Data extract:
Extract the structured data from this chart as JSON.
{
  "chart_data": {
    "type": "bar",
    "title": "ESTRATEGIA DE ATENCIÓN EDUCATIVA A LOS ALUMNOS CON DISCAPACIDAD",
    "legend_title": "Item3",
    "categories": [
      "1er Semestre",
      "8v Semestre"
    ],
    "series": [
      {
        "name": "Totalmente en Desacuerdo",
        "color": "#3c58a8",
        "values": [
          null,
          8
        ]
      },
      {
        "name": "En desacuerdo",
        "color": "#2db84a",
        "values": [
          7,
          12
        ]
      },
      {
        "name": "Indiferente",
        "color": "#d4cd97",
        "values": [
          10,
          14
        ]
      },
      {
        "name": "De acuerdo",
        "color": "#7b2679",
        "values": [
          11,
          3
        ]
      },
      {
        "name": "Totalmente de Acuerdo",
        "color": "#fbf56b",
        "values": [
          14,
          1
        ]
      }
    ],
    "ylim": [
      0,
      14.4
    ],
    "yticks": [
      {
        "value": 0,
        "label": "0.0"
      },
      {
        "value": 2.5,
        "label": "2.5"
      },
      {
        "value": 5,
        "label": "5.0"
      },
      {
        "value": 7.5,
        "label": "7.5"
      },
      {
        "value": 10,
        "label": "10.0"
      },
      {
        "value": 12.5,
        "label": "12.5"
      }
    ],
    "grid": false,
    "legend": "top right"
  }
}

Aim of the task: Send back each record exactly as it stands.

Solution to the problem:
Extract the structured data from this chart as JSON.
{
  "chart_data": {
    "type": "bar",
    "title": "ESTRATEGIA DE ATENCIÓN EDUCATIVA A LOS ALUMNOS CON DISCAPACIDAD",
    "legend_title": "Item3",
    "categories": [
      "1er Semestre",
      "8v Semestre"
    ],
    "series": [
      {
        "name": "Totalmente en Desacuerdo",
        "color": "#3c58a8",
        "values": [
          null,
          8
        ]
      },
      {
        "name": "En desacuerdo",
        "color": "#2db84a",
        "values": [
          7,
          12
        ]
      },
      {
        "name": "Indiferente",
        "color": "#d4cd97",
        "values": [
          10,
          14
        ]
      },
      {
        "name": "De acuerdo",
        "color": "#7b2679",
        "values": [
          11,
          3
        ]
      },
      {
        "name": "Totalmente de Acuerdo",
        "color": "#fbf56b",
        "values": [
          14,
          1
        ]
      }
    ],
    "ylim": [
      0,
      14.4
    ],
    "yticks": [
      {
        "value": 0,
        "label": "0.0"
      },
      {
        "value": 2.5,
        "label": "2.5"
      },
      {
        "value": 5,
        "label": "5.0"
      },
      {
        "value": 7.5,
        "label": "7.5"
      },
      {
        "value": 10,
        "label": "10.0"
      },
      {
        "value": 12.5,
        "label": "12.5"
      }
    ],
    "grid": false,
    "legend": "top right"
  }
}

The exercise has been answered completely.